[Collection entries]
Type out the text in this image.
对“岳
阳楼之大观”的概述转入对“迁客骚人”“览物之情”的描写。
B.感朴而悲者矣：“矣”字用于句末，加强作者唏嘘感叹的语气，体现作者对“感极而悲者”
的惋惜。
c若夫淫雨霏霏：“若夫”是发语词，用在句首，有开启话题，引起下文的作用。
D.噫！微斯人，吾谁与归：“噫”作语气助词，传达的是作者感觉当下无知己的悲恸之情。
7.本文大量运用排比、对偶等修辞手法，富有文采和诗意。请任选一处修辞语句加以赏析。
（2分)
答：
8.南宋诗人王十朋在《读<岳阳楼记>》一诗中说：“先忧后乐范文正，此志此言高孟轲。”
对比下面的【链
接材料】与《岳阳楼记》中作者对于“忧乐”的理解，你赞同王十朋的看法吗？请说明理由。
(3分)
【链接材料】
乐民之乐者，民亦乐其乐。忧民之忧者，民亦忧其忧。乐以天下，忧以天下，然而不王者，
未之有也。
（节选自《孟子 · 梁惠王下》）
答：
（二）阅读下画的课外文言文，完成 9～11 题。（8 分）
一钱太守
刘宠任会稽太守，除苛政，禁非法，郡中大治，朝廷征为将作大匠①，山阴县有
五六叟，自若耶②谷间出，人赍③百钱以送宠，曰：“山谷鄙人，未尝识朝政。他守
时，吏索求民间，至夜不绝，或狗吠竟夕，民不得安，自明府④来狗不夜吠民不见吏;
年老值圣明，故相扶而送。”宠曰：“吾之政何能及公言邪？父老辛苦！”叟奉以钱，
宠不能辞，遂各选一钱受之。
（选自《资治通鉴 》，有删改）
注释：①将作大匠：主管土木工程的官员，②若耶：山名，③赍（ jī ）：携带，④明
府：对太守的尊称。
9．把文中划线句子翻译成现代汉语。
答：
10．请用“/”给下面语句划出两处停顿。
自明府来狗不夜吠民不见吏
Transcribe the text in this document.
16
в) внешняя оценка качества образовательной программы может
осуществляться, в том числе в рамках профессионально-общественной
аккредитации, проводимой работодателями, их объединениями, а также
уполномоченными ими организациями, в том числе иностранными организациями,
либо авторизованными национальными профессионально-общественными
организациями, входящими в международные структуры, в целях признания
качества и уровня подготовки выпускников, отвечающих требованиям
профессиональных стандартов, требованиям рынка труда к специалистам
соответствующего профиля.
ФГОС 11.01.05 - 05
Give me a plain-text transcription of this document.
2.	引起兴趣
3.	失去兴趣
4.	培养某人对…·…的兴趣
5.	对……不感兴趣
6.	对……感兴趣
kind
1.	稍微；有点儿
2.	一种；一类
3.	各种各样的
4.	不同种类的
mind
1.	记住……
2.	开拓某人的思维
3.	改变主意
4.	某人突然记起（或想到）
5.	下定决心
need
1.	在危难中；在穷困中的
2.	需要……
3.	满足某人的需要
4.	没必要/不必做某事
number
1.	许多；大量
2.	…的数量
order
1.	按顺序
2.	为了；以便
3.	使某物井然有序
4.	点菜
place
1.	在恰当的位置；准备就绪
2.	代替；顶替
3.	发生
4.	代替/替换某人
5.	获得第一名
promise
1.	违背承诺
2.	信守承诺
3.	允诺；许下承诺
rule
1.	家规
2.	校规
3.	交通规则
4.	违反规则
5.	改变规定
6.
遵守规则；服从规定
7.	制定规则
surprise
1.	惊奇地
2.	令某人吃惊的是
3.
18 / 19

## Directions for this task
Gather up, from the records above, each line where the word "качества" appears.

## Response below
в) внешняя оценка качества образовательной программы может
качества и уровня подготовки выпускников, отвечающих требованиям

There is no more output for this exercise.